◆ Written task
Repeat every record below exactly, leaving out the pictures.

◆ Provided information
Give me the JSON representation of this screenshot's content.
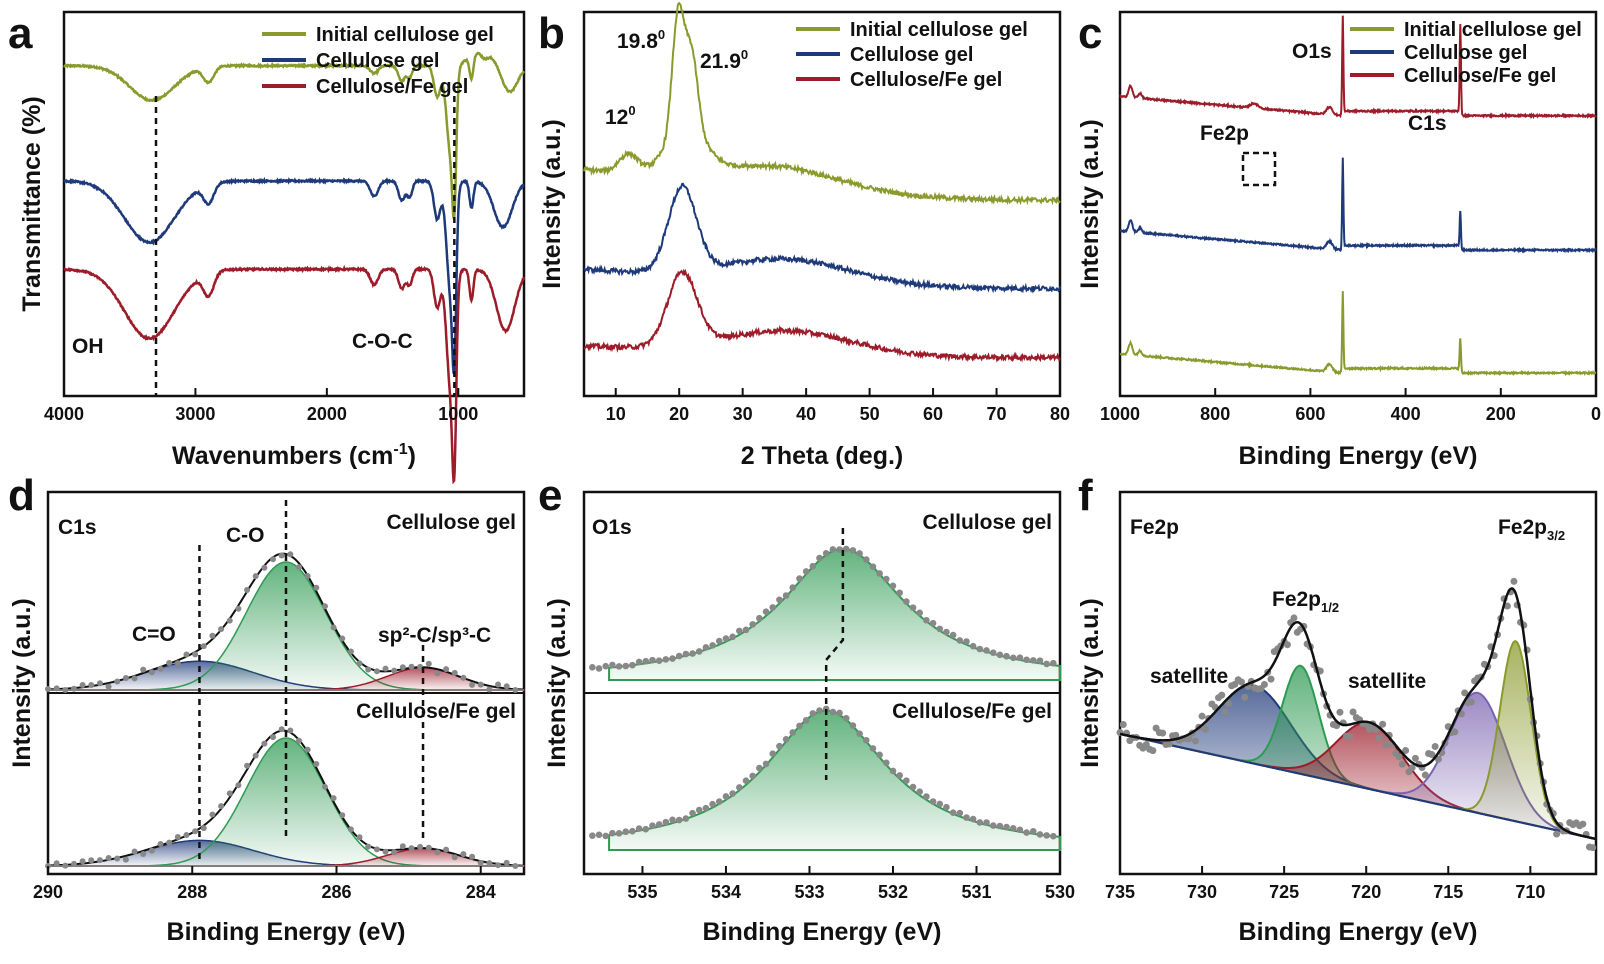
{
  "colors": {
    "olive": "#8a9a2c",
    "blue": "#1f3a7a",
    "red": "#9c1c2a",
    "green": "#2e9a52",
    "purple": "#7a62b0",
    "gray": "#888888",
    "black": "#111111"
  },
  "panels": [
    {
      "letter": "a",
      "chart_data": {
        "type": "line",
        "xlabel_main": "Wavenumbers (cm",
        "xlabel_sup": "-1",
        "xlabel_tail": ")",
        "ylabel": "Transmittance (%)",
        "xlim": [
          4000,
          500
        ],
        "xticks": [
          4000,
          3000,
          2000,
          1000
        ],
        "legend": [
          "Initial cellulose gel",
          "Cellulose gel",
          "Cellulose/Fe gel"
        ],
        "annotations": [
          "OH",
          "C-O-C"
        ],
        "markers_x": [
          3300,
          1030
        ],
        "series": [
          {
            "name": "Initial cellulose gel",
            "color": "olive",
            "offset": 0.86,
            "dips": [
              [
                3330,
                0.09,
                170
              ],
              [
                2900,
                0.04,
                40
              ],
              [
                1640,
                0.02,
                30
              ],
              [
                1430,
                0.04,
                25
              ],
              [
                1370,
                0.03,
                20
              ],
              [
                1160,
                0.08,
                25
              ],
              [
                1060,
                0.22,
                30
              ],
              [
                1030,
                0.26,
                15
              ],
              [
                900,
                0.06,
                15
              ],
              [
                800,
                0.02,
                30
              ],
              [
                610,
                0.07,
                60
              ]
            ],
            "bumps": [
              [
                820,
                0.04,
                90
              ]
            ]
          },
          {
            "name": "Cellulose gel",
            "color": "blue",
            "offset": 0.56,
            "dips": [
              [
                3350,
                0.16,
                190
              ],
              [
                2900,
                0.05,
                40
              ],
              [
                1640,
                0.04,
                30
              ],
              [
                1430,
                0.05,
                25
              ],
              [
                1370,
                0.04,
                20
              ],
              [
                1160,
                0.1,
                25
              ],
              [
                1060,
                0.28,
                30
              ],
              [
                1030,
                0.32,
                15
              ],
              [
                900,
                0.07,
                15
              ],
              [
                660,
                0.12,
                70
              ]
            ],
            "bumps": []
          },
          {
            "name": "Cellulose/Fe gel",
            "color": "red",
            "offset": 0.33,
            "dips": [
              [
                3350,
                0.18,
                190
              ],
              [
                2900,
                0.06,
                40
              ],
              [
                1640,
                0.04,
                30
              ],
              [
                1430,
                0.05,
                25
              ],
              [
                1370,
                0.04,
                20
              ],
              [
                1160,
                0.1,
                25
              ],
              [
                1060,
                0.3,
                30
              ],
              [
                1030,
                0.36,
                15
              ],
              [
                900,
                0.08,
                15
              ],
              [
                640,
                0.16,
                70
              ]
            ],
            "bumps": []
          }
        ]
      }
    },
    {
      "letter": "b",
      "chart_data": {
        "type": "line",
        "xlabel": "2 Theta (deg.)",
        "ylabel": "Intensity (a.u.)",
        "xlim": [
          5,
          80
        ],
        "xticks": [
          10,
          20,
          30,
          40,
          50,
          60,
          70,
          80
        ],
        "legend": [
          "Initial cellulose gel",
          "Cellulose gel",
          "Cellulose/Fe gel"
        ],
        "annotations": [
          "19.8",
          "21.9",
          "12"
        ],
        "annotation_sup": "0",
        "series": [
          {
            "name": "Initial cellulose gel",
            "color": "olive",
            "base": 0.51,
            "peaks": [
              [
                12.0,
                0.05,
                1.5
              ],
              [
                19.8,
                0.3,
                0.9
              ],
              [
                21.9,
                0.2,
                1.0
              ],
              [
                21.0,
                0.12,
                3.0
              ],
              [
                35,
                0.06,
                10
              ]
            ],
            "baseline_slope": 0.08
          },
          {
            "name": "Cellulose gel",
            "color": "blue",
            "base": 0.28,
            "peaks": [
              [
                20.5,
                0.22,
                2.2
              ],
              [
                37,
                0.06,
                10
              ]
            ],
            "baseline_slope": 0.05
          },
          {
            "name": "Cellulose/Fe gel",
            "color": "red",
            "base": 0.1,
            "peaks": [
              [
                20.5,
                0.19,
                2.3
              ],
              [
                37,
                0.06,
                10
              ]
            ],
            "baseline_slope": 0.03
          }
        ]
      }
    },
    {
      "letter": "c",
      "chart_data": {
        "type": "line",
        "xlabel": "Binding Energy (eV)",
        "ylabel": "Intensity (a.u.)",
        "xlim": [
          1000,
          0
        ],
        "xticks": [
          1000,
          800,
          600,
          400,
          200,
          0
        ],
        "legend": [
          "Initial cellulose gel",
          "Cellulose gel",
          "Cellulose/Fe gel"
        ],
        "annotations": [
          "O1s",
          "C1s",
          "Fe2p"
        ],
        "series": [
          {
            "name": "Cellulose/Fe gel",
            "color": "red",
            "base": 0.73,
            "o1s": 0.25,
            "c1s": 0.24
          },
          {
            "name": "Cellulose gel",
            "color": "blue",
            "base": 0.38,
            "o1s": 0.23,
            "c1s": 0.1
          },
          {
            "name": "Initial cellulose gel",
            "color": "olive",
            "base": 0.06,
            "o1s": 0.2,
            "c1s": 0.09
          }
        ]
      }
    },
    {
      "letter": "d",
      "chart_data": {
        "type": "line",
        "xlabel": "Binding Energy (eV)",
        "ylabel": "Intensity (a.u.)",
        "xlim": [
          290,
          283.4
        ],
        "xticks": [
          290,
          288,
          286,
          284
        ],
        "labels": [
          "C1s",
          "C-O",
          "Cellulose gel",
          "C=O",
          "sp²-C/sp³-C",
          "Cellulose/Fe gel"
        ],
        "markers_x": [
          287.9,
          286.7,
          284.8
        ],
        "subplots": [
          {
            "name": "Cellulose gel",
            "components": [
              [
                287.9,
                0.18,
                0.75,
                "blue"
              ],
              [
                286.7,
                0.8,
                0.55,
                "green"
              ],
              [
                284.8,
                0.14,
                0.5,
                "red"
              ]
            ]
          },
          {
            "name": "Cellulose/Fe gel",
            "components": [
              [
                287.9,
                0.16,
                0.75,
                "blue"
              ],
              [
                286.7,
                0.8,
                0.55,
                "green"
              ],
              [
                284.8,
                0.11,
                0.5,
                "red"
              ]
            ]
          }
        ]
      }
    },
    {
      "letter": "e",
      "chart_data": {
        "type": "line",
        "xlabel": "Binding Energy (eV)",
        "ylabel": "Intensity (a.u.)",
        "xlim": [
          535.7,
          530
        ],
        "xticks": [
          535,
          534,
          533,
          532,
          531,
          530
        ],
        "labels": [
          "O1s",
          "Cellulose gel",
          "Cellulose/Fe gel"
        ],
        "subplots": [
          {
            "name": "Cellulose gel",
            "center": 532.6,
            "height": 0.82,
            "width": 1.2
          },
          {
            "name": "Cellulose/Fe gel",
            "center": 532.8,
            "height": 0.82,
            "width": 1.2
          }
        ]
      }
    },
    {
      "letter": "f",
      "chart_data": {
        "type": "line",
        "xlabel": "Binding Energy (eV)",
        "ylabel": "Intensity (a.u.)",
        "xlim": [
          735,
          706
        ],
        "xticks": [
          735,
          730,
          725,
          720,
          715,
          710
        ],
        "labels": [
          "Fe2p",
          "satellite",
          "satellite"
        ],
        "label_sub_12": "1/2",
        "label_sub_32": "3/2",
        "label_fe2p": "Fe2p",
        "background": [
          [
            735,
            0.38
          ],
          [
            706,
            0.03
          ]
        ],
        "components": [
          [
            726.8,
            0.26,
            2.2,
            "blue"
          ],
          [
            724.0,
            0.36,
            1.1,
            "green"
          ],
          [
            719.8,
            0.22,
            2.0,
            "red"
          ],
          [
            713.2,
            0.4,
            1.7,
            "purple"
          ],
          [
            710.9,
            0.6,
            0.95,
            "olive"
          ]
        ]
      }
    }
  ]
}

◆ Expected answer
Give me the JSON representation of this screenshot's content.
{
  "colors": {
    "olive": "#8a9a2c",
    "blue": "#1f3a7a",
    "red": "#9c1c2a",
    "green": "#2e9a52",
    "purple": "#7a62b0",
    "gray": "#888888",
    "black": "#111111"
  },
  "panels": [
    {
      "letter": "a",
      "chart_data": {
        "type": "line",
        "xlabel_main": "Wavenumbers (cm",
        "xlabel_sup": "-1",
        "xlabel_tail": ")",
        "ylabel": "Transmittance (%)",
        "xlim": [
          4000,
          500
        ],
        "xticks": [
          4000,
          3000,
          2000,
          1000
        ],
        "legend": [
          "Initial cellulose gel",
          "Cellulose gel",
          "Cellulose/Fe gel"
        ],
        "annotations": [
          "OH",
          "C-O-C"
        ],
        "markers_x": [
          3300,
          1030
        ],
        "series": [
          {
            "name": "Initial cellulose gel",
            "color": "olive",
            "offset": 0.86,
            "dips": [
              [
                3330,
                0.09,
                170
              ],
              [
                2900,
                0.04,
                40
              ],
              [
                1640,
                0.02,
                30
              ],
              [
                1430,
                0.04,
                25
              ],
              [
                1370,
                0.03,
                20
              ],
              [
                1160,
                0.08,
                25
              ],
              [
                1060,
                0.22,
                30
              ],
              [
                1030,
                0.26,
                15
              ],
              [
                900,
                0.06,
                15
              ],
              [
                800,
                0.02,
                30
              ],
              [
                610,
                0.07,
                60
              ]
            ],
            "bumps": [
              [
                820,
                0.04,
                90
              ]
            ]
          },
          {
            "name": "Cellulose gel",
            "color": "blue",
            "offset": 0.56,
            "dips": [
              [
                3350,
                0.16,
                190
              ],
              [
                2900,
                0.05,
                40
              ],
              [
                1640,
                0.04,
                30
              ],
              [
                1430,
                0.05,
                25
              ],
              [
                1370,
                0.04,
                20
              ],
              [
                1160,
                0.1,
                25
              ],
              [
                1060,
                0.28,
                30
              ],
              [
                1030,
                0.32,
                15
              ],
              [
                900,
                0.07,
                15
              ],
              [
                660,
                0.12,
                70
              ]
            ],
            "bumps": []
          },
          {
            "name": "Cellulose/Fe gel",
            "color": "red",
            "offset": 0.33,
            "dips": [
              [
                3350,
                0.18,
                190
              ],
              [
                2900,
                0.06,
                40
              ],
              [
                1640,
                0.04,
                30
              ],
              [
                1430,
                0.05,
                25
              ],
              [
                1370,
                0.04,
                20
              ],
              [
                1160,
                0.1,
                25
              ],
              [
                1060,
                0.3,
                30
              ],
              [
                1030,
                0.36,
                15
              ],
              [
                900,
                0.08,
                15
              ],
              [
                640,
                0.16,
                70
              ]
            ],
            "bumps": []
          }
        ]
      }
    },
    {
      "letter": "b",
      "chart_data": {
        "type": "line",
        "xlabel": "2 Theta (deg.)",
        "ylabel": "Intensity (a.u.)",
        "xlim": [
          5,
          80
        ],
        "xticks": [
          10,
          20,
          30,
          40,
          50,
          60,
          70,
          80
        ],
        "legend": [
          "Initial cellulose gel",
          "Cellulose gel",
          "Cellulose/Fe gel"
        ],
        "annotations": [
          "19.8",
          "21.9",
          "12"
        ],
        "annotation_sup": "0",
        "series": [
          {
            "name": "Initial cellulose gel",
            "color": "olive",
            "base": 0.51,
            "peaks": [
              [
                12.0,
                0.05,
                1.5
              ],
              [
                19.8,
                0.3,
                0.9
              ],
              [
                21.9,
                0.2,
                1.0
              ],
              [
                21.0,
                0.12,
                3.0
              ],
              [
                35,
                0.06,
                10
              ]
            ],
            "baseline_slope": 0.08
          },
          {
            "name": "Cellulose gel",
            "color": "blue",
            "base": 0.28,
            "peaks": [
              [
                20.5,
                0.22,
                2.2
              ],
              [
                37,
                0.06,
                10
              ]
            ],
            "baseline_slope": 0.05
          },
          {
            "name": "Cellulose/Fe gel",
            "color": "red",
            "base": 0.1,
            "peaks": [
              [
                20.5,
                0.19,
                2.3
              ],
              [
                37,
                0.06,
                10
              ]
            ],
            "baseline_slope": 0.03
          }
        ]
      }
    },
    {
      "letter": "c",
      "chart_data": {
        "type": "line",
        "xlabel": "Binding Energy (eV)",
        "ylabel": "Intensity (a.u.)",
        "xlim": [
          1000,
          0
        ],
        "xticks": [
          1000,
          800,
          600,
          400,
          200,
          0
        ],
        "legend": [
          "Initial cellulose gel",
          "Cellulose gel",
          "Cellulose/Fe gel"
        ],
        "annotations": [
          "O1s",
          "C1s",
          "Fe2p"
        ],
        "series": [
          {
            "name": "Cellulose/Fe gel",
            "color": "red",
            "base": 0.73,
            "o1s": 0.25,
            "c1s": 0.24
          },
          {
            "name": "Cellulose gel",
            "color": "blue",
            "base": 0.38,
            "o1s": 0.23,
            "c1s": 0.1
          },
          {
            "name": "Initial cellulose gel",
            "color": "olive",
            "base": 0.06,
            "o1s": 0.2,
            "c1s": 0.09
          }
        ]
      }
    },
    {
      "letter": "d",
      "chart_data": {
        "type": "line",
        "xlabel": "Binding Energy (eV)",
        "ylabel": "Intensity (a.u.)",
        "xlim": [
          290,
          283.4
        ],
        "xticks": [
          290,
          288,
          286,
          284
        ],
        "labels": [
          "C1s",
          "C-O",
          "Cellulose gel",
          "C=O",
          "sp²-C/sp³-C",
          "Cellulose/Fe gel"
        ],
        "markers_x": [
          287.9,
          286.7,
          284.8
        ],
        "subplots": [
          {
            "name": "Cellulose gel",
            "components": [
              [
                287.9,
                0.18,
                0.75,
                "blue"
              ],
              [
                286.7,
                0.8,
                0.55,
                "green"
              ],
              [
                284.8,
                0.14,
                0.5,
                "red"
              ]
            ]
          },
          {
            "name": "Cellulose/Fe gel",
            "components": [
              [
                287.9,
                0.16,
                0.75,
                "blue"
              ],
              [
                286.7,
                0.8,
                0.55,
                "green"
              ],
              [
                284.8,
                0.11,
                0.5,
                "red"
              ]
            ]
          }
        ]
      }
    },
    {
      "letter": "e",
      "chart_data": {
        "type": "line",
        "xlabel": "Binding Energy (eV)",
        "ylabel": "Intensity (a.u.)",
        "xlim": [
          535.7,
          530
        ],
        "xticks": [
          535,
          534,
          533,
          532,
          531,
          530
        ],
        "labels": [
          "O1s",
          "Cellulose gel",
          "Cellulose/Fe gel"
        ],
        "subplots": [
          {
            "name": "Cellulose gel",
            "center": 532.6,
            "height": 0.82,
            "width": 1.2
          },
          {
            "name": "Cellulose/Fe gel",
            "center": 532.8,
            "height": 0.82,
            "width": 1.2
          }
        ]
      }
    },
    {
      "letter": "f",
      "chart_data": {
        "type": "line",
        "xlabel": "Binding Energy (eV)",
        "ylabel": "Intensity (a.u.)",
        "xlim": [
          735,
          706
        ],
        "xticks": [
          735,
          730,
          725,
          720,
          715,
          710
        ],
        "labels": [
          "Fe2p",
          "satellite",
          "satellite"
        ],
        "label_sub_12": "1/2",
        "label_sub_32": "3/2",
        "label_fe2p": "Fe2p",
        "background": [
          [
            735,
            0.38
          ],
          [
            706,
            0.03
          ]
        ],
        "components": [
          [
            726.8,
            0.26,
            2.2,
            "blue"
          ],
          [
            724.0,
            0.36,
            1.1,
            "green"
          ],
          [
            719.8,
            0.22,
            2.0,
            "red"
          ],
          [
            713.2,
            0.4,
            1.7,
            "purple"
          ],
          [
            710.9,
            0.6,
            0.95,
            "olive"
          ]
        ]
      }
    }
  ]
}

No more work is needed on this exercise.